=== WHAT THE TASK REQUIRES ===
All of the data below should be written out exactly.

=== ENTRIES PROVIDED ===
+++

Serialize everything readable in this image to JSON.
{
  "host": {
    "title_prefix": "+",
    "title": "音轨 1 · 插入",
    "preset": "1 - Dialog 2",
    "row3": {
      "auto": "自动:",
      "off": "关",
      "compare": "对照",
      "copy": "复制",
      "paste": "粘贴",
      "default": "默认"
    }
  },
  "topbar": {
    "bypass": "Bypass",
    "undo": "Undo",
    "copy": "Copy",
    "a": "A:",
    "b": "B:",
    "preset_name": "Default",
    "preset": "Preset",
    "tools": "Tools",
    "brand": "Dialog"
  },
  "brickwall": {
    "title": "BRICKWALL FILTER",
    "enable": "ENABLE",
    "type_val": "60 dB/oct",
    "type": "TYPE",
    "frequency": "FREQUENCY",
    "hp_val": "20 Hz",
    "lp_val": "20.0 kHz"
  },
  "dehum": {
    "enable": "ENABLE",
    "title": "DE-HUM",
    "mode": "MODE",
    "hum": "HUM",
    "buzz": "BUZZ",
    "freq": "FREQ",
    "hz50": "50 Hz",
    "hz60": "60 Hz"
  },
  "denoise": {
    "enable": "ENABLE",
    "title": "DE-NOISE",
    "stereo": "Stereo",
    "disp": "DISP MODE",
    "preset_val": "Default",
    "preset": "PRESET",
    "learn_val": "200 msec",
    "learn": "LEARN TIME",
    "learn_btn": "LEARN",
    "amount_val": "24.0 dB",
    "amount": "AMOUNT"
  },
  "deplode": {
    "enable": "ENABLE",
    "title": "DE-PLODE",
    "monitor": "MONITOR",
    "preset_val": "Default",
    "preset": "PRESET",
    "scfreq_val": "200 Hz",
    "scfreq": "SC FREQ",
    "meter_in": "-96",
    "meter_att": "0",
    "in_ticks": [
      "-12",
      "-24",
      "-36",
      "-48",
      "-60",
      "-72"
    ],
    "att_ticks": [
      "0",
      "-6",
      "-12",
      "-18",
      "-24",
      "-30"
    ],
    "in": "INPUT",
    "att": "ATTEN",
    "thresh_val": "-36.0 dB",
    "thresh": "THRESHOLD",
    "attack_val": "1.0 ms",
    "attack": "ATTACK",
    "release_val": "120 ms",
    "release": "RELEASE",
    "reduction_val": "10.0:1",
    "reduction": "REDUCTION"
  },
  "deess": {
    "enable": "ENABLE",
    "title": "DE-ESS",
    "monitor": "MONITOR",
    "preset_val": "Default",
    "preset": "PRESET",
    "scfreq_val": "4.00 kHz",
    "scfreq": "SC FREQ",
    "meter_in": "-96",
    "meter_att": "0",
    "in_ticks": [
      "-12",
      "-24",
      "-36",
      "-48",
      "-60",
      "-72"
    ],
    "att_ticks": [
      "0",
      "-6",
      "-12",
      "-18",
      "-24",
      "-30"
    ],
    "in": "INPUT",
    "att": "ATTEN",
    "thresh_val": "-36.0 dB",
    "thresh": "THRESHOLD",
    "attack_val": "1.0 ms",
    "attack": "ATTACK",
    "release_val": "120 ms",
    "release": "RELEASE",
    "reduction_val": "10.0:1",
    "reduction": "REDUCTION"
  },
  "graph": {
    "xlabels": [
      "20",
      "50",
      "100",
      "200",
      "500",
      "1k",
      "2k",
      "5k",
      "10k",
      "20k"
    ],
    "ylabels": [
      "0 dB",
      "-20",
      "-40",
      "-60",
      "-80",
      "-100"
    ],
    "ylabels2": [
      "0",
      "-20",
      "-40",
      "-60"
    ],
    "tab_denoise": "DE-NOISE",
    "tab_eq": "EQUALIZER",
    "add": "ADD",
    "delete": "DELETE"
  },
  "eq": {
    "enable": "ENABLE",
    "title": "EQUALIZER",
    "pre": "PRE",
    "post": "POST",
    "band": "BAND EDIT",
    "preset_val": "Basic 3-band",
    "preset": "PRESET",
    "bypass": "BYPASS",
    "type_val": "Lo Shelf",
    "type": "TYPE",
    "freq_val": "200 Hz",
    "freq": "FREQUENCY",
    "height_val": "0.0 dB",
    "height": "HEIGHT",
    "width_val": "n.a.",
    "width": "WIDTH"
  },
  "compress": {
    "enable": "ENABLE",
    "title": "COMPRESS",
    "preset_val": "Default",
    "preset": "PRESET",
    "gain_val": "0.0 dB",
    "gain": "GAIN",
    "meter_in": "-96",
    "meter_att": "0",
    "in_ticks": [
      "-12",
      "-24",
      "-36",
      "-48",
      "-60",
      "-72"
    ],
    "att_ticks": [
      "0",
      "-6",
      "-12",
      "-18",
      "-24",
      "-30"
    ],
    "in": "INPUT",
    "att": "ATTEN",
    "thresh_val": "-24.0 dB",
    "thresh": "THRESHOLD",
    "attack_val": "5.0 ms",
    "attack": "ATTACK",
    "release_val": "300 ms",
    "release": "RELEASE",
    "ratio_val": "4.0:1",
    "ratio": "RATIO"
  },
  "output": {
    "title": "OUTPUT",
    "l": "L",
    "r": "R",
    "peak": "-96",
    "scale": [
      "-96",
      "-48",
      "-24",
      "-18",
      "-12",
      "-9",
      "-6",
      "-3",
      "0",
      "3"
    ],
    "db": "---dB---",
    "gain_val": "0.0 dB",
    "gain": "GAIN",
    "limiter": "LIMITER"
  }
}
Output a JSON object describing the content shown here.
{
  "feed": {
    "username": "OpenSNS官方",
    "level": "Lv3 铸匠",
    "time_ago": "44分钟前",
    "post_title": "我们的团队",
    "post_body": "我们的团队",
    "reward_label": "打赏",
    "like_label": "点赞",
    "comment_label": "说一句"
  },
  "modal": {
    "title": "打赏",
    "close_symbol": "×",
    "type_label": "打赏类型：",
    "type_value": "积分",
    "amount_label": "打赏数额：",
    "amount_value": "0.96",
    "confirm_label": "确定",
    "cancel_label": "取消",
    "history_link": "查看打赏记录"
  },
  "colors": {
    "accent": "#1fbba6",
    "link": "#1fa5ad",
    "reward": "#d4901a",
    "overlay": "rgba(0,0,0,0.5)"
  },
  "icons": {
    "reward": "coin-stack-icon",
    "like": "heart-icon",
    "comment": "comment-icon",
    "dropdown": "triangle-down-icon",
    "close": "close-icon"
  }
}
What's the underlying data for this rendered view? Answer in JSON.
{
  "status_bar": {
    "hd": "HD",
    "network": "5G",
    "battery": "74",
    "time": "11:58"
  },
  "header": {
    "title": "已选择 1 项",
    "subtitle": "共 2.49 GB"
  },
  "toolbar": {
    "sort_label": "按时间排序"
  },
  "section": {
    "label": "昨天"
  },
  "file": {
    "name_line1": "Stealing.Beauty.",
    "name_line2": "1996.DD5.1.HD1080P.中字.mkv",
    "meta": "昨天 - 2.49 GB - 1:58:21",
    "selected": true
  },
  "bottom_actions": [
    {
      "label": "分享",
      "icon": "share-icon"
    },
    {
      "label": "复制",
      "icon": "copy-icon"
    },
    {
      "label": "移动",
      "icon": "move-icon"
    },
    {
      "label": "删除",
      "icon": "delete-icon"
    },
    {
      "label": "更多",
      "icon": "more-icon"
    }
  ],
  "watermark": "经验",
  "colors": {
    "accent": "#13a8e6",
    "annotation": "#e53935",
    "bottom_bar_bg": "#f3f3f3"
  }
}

+++

=== RESULT FOR THIS EXERCISE ===
Serialize everything readable in this image to JSON.
{
  "host": {
    "title_prefix": "+",
    "title": "音轨 1 · 插入",
    "preset": "1 - Dialog 2",
    "row3": {
      "auto": "自动:",
      "off": "关",
      "compare": "对照",
      "copy": "复制",
      "paste": "粘贴",
      "default": "默认"
    }
  },
  "topbar": {
    "bypass": "Bypass",
    "undo": "Undo",
    "copy": "Copy",
    "a": "A:",
    "b": "B:",
    "preset_name": "Default",
    "preset": "Preset",
    "tools": "Tools",
    "brand": "Dialog"
  },
  "brickwall": {
    "title": "BRICKWALL FILTER",
    "enable": "ENABLE",
    "type_val": "60 dB/oct",
    "type": "TYPE",
    "frequency": "FREQUENCY",
    "hp_val": "20 Hz",
    "lp_val": "20.0 kHz"
  },
  "dehum": {
    "enable": "ENABLE",
    "title": "DE-HUM",
    "mode": "MODE",
    "hum": "HUM",
    "buzz": "BUZZ",
    "freq": "FREQ",
    "hz50": "50 Hz",
    "hz60": "60 Hz"
  },
  "denoise": {
    "enable": "ENABLE",
    "title": "DE-NOISE",
    "stereo": "Stereo",
    "disp": "DISP MODE",
    "preset_val": "Default",
    "preset": "PRESET",
    "learn_val": "200 msec",
    "learn": "LEARN TIME",
    "learn_btn": "LEARN",
    "amount_val": "24.0 dB",
    "amount": "AMOUNT"
  },
  "deplode": {
    "enable": "ENABLE",
    "title": "DE-PLODE",
    "monitor": "MONITOR",
    "preset_val": "Default",
    "preset": "PRESET",
    "scfreq_val": "200 Hz",
    "scfreq": "SC FREQ",
    "meter_in": "-96",
    "meter_att": "0",
    "in_ticks": [
      "-12",
      "-24",
      "-36",
      "-48",
      "-60",
      "-72"
    ],
    "att_ticks": [
      "0",
      "-6",
      "-12",
      "-18",
      "-24",
      "-30"
    ],
    "in": "INPUT",
    "att": "ATTEN",
    "thresh_val": "-36.0 dB",
    "thresh": "THRESHOLD",
    "attack_val": "1.0 ms",
    "attack": "ATTACK",
    "release_val": "120 ms",
    "release": "RELEASE",
    "reduction_val": "10.0:1",
    "reduction": "REDUCTION"
  },
  "deess": {
    "enable": "ENABLE",
    "title": "DE-ESS",
    "monitor": "MONITOR",
    "preset_val": "Default",
    "preset": "PRESET",
    "scfreq_val": "4.00 kHz",
    "scfreq": "SC FREQ",
    "meter_in": "-96",
    "meter_att": "0",
    "in_ticks": [
      "-12",
      "-24",
      "-36",
      "-48",
      "-60",
      "-72"
    ],
    "att_ticks": [
      "0",
      "-6",
      "-12",
      "-18",
      "-24",
      "-30"
    ],
    "in": "INPUT",
    "att": "ATTEN",
    "thresh_val": "-36.0 dB",
    "thresh": "THRESHOLD",
    "attack_val": "1.0 ms",
    "attack": "ATTACK",
    "release_val": "120 ms",
    "release": "RELEASE",
    "reduction_val": "10.0:1",
    "reduction": "REDUCTION"
  },
  "graph": {
    "xlabels": [
      "20",
      "50",
      "100",
      "200",
      "500",
      "1k",
      "2k",
      "5k",
      "10k",
      "20k"
    ],
    "ylabels": [
      "0 dB",
      "-20",
      "-40",
      "-60",
      "-80",
      "-100"
    ],
    "ylabels2": [
      "0",
      "-20",
      "-40",
      "-60"
    ],
    "tab_denoise": "DE-NOISE",
    "tab_eq": "EQUALIZER",
    "add": "ADD",
    "delete": "DELETE"
  },
  "eq": {
    "enable": "ENABLE",
    "title": "EQUALIZER",
    "pre": "PRE",
    "post": "POST",
    "band": "BAND EDIT",
    "preset_val": "Basic 3-band",
    "preset": "PRESET",
    "bypass": "BYPASS",
    "type_val": "Lo Shelf",
    "type": "TYPE",
    "freq_val": "200 Hz",
    "freq": "FREQUENCY",
    "height_val": "0.0 dB",
    "height": "HEIGHT",
    "width_val": "n.a.",
    "width": "WIDTH"
  },
  "compress": {
    "enable": "ENABLE",
    "title": "COMPRESS",
    "preset_val": "Default",
    "preset": "PRESET",
    "gain_val": "0.0 dB",
    "gain": "GAIN",
    "meter_in": "-96",
    "meter_att": "0",
    "in_ticks": [
      "-12",
      "-24",
      "-36",
      "-48",
      "-60",
      "-72"
    ],
    "att_ticks": [
      "0",
      "-6",
      "-12",
      "-18",
      "-24",
      "-30"
    ],
    "in": "INPUT",
    "att": "ATTEN",
    "thresh_val": "-24.0 dB",
    "thresh": "THRESHOLD",
    "attack_val": "5.0 ms",
    "attack": "ATTACK",
    "release_val": "300 ms",
    "release": "RELEASE",
    "ratio_val": "4.0:1",
    "ratio": "RATIO"
  },
  "output": {
    "title": "OUTPUT",
    "l": "L",
    "r": "R",
    "peak": "-96",
    "scale": [
      "-96",
      "-48",
      "-24",
      "-18",
      "-12",
      "-9",
      "-6",
      "-3",
      "0",
      "3"
    ],
    "db": "---dB---",
    "gain_val": "0.0 dB",
    "gain": "GAIN",
    "limiter": "LIMITER"
  }
}
Output a JSON object describing the content shown here.
{
  "feed": {
    "username": "OpenSNS官方",
    "level": "Lv3 铸匠",
    "time_ago": "44分钟前",
    "post_title": "我们的团队",
    "post_body": "我们的团队",
    "reward_label": "打赏",
    "like_label": "点赞",
    "comment_label": "说一句"
  },
  "modal": {
    "title": "打赏",
    "close_symbol": "×",
    "type_label": "打赏类型：",
    "type_value": "积分",
    "amount_label": "打赏数额：",
    "amount_value": "0.96",
    "confirm_label": "确定",
    "cancel_label": "取消",
    "history_link": "查看打赏记录"
  },
  "colors": {
    "accent": "#1fbba6",
    "link": "#1fa5ad",
    "reward": "#d4901a",
    "overlay": "rgba(0,0,0,0.5)"
  },
  "icons": {
    "reward": "coin-stack-icon",
    "like": "heart-icon",
    "comment": "comment-icon",
    "dropdown": "triangle-down-icon",
    "close": "close-icon"
  }
}
What's the underlying data for this rendered view? Answer in JSON.
{
  "status_bar": {
    "hd": "HD",
    "network": "5G",
    "battery": "74",
    "time": "11:58"
  },
  "header": {
    "title": "已选择 1 项",
    "subtitle": "共 2.49 GB"
  },
  "toolbar": {
    "sort_label": "按时间排序"
  },
  "section": {
    "label": "昨天"
  },
  "file": {
    "name_line1": "Stealing.Beauty.",
    "name_line2": "1996.DD5.1.HD1080P.中字.mkv",
    "meta": "昨天 - 2.49 GB - 1:58:21",
    "selected": true
  },
  "bottom_actions": [
    {
      "label": "分享",
      "icon": "share-icon"
    },
    {
      "label": "复制",
      "icon": "copy-icon"
    },
    {
      "label": "移动",
      "icon": "move-icon"
    },
    {
      "label": "删除",
      "icon": "delete-icon"
    },
    {
      "label": "更多",
      "icon": "more-icon"
    }
  ],
  "watermark": "经验",
  "colors": {
    "accent": "#13a8e6",
    "annotation": "#e53935",
    "bottom_bar_bg": "#f3f3f3"
  }
}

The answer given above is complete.